Task directions: Show every line where "плиты" occurs.
___ Excerpted data
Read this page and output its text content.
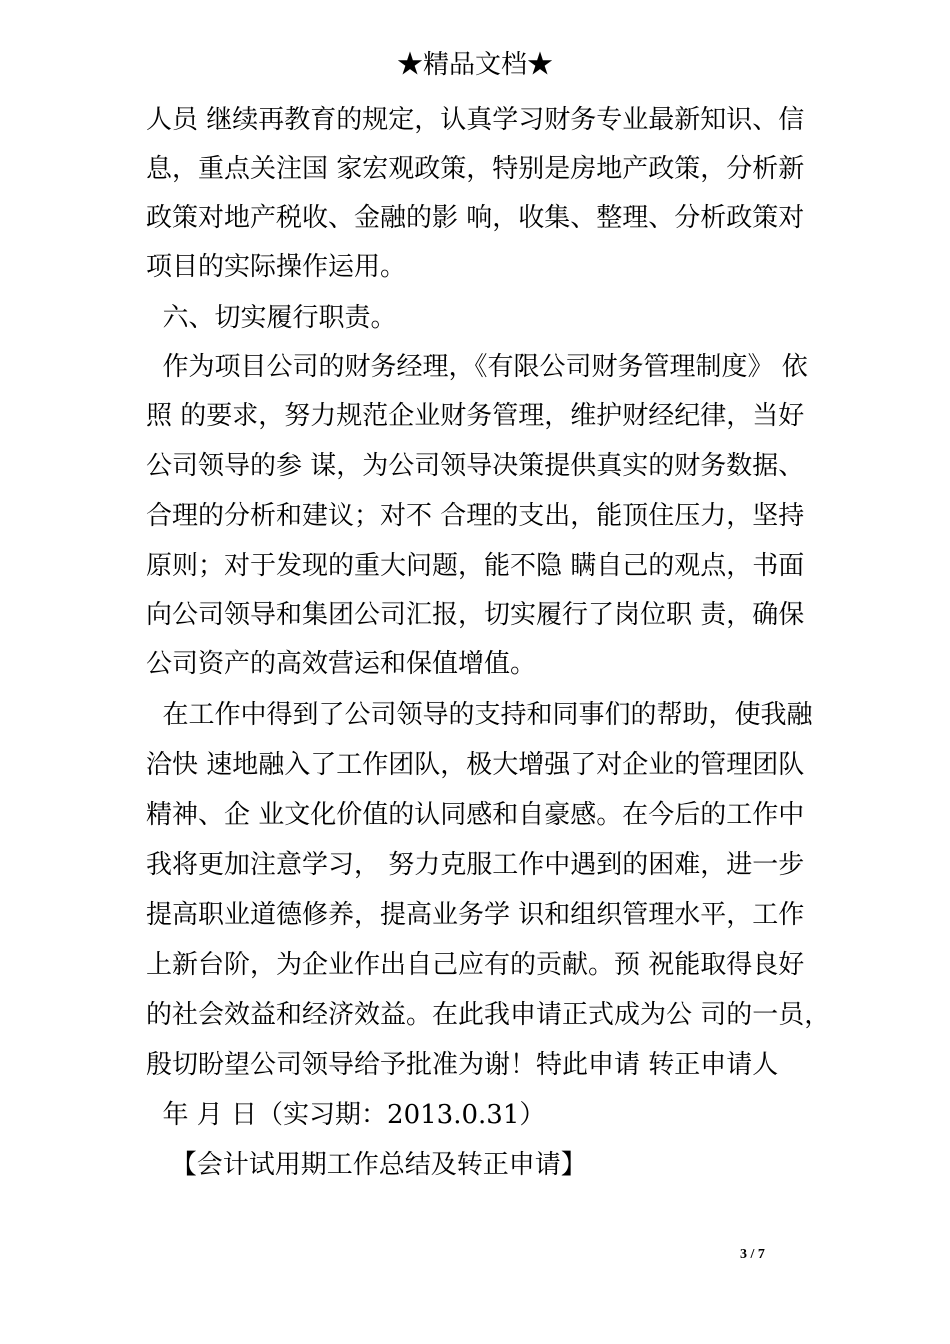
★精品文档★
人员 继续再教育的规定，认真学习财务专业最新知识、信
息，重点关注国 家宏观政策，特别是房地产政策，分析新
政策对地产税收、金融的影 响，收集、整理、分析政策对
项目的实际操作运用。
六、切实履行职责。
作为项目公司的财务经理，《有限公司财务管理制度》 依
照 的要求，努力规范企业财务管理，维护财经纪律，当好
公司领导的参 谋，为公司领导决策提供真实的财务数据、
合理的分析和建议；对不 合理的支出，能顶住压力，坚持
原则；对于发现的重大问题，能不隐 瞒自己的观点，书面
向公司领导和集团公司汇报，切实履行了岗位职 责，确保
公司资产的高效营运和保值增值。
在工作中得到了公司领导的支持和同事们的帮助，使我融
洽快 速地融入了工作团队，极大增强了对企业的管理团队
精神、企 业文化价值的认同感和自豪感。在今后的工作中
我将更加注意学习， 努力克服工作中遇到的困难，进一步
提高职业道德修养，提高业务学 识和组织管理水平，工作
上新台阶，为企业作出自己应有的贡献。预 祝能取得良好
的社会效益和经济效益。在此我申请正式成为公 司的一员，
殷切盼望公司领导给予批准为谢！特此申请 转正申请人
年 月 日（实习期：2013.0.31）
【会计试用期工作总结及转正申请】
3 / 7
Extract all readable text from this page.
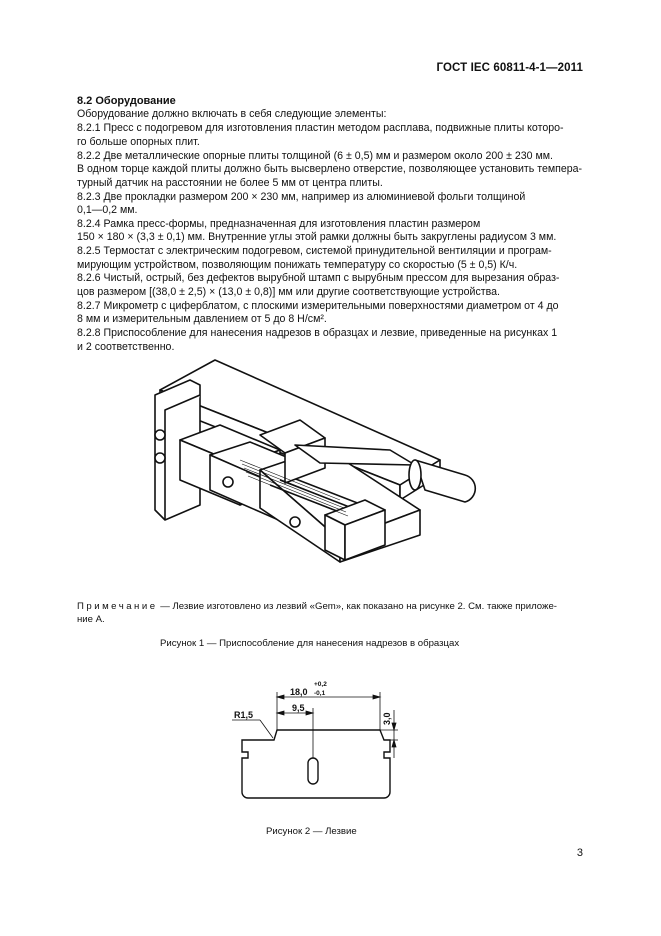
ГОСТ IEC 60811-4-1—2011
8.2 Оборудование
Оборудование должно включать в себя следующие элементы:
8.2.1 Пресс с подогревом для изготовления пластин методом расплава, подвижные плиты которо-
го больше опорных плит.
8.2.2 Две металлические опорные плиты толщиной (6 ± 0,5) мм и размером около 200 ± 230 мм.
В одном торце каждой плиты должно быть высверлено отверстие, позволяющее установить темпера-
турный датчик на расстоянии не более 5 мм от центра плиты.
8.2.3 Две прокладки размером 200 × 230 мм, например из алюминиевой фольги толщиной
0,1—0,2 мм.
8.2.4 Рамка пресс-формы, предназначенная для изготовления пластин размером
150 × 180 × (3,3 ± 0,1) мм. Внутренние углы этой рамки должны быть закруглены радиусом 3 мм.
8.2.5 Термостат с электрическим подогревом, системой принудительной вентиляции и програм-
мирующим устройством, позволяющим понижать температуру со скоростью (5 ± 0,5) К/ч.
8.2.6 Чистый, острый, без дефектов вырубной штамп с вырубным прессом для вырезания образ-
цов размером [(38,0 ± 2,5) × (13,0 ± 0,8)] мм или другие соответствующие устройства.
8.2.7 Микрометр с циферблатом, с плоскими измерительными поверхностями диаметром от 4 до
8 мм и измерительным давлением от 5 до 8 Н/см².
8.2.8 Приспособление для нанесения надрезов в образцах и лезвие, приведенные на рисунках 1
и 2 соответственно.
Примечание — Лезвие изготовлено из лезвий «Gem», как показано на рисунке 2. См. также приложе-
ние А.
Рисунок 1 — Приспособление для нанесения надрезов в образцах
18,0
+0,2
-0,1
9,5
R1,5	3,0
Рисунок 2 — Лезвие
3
______
Exercise response:
8.2.1 Пресс с подогревом для изготовления пластин методом расплава, подвижные плиты которо-
8.2.2 Две металлические опорные плиты толщиной (6 ± 0,5) мм и размером около 200 ± 230 мм.
В одном торце каждой плиты должно быть высверлено отверстие, позволяющее установить темпера-
турный датчик на расстоянии не более 5 мм от центра плиты.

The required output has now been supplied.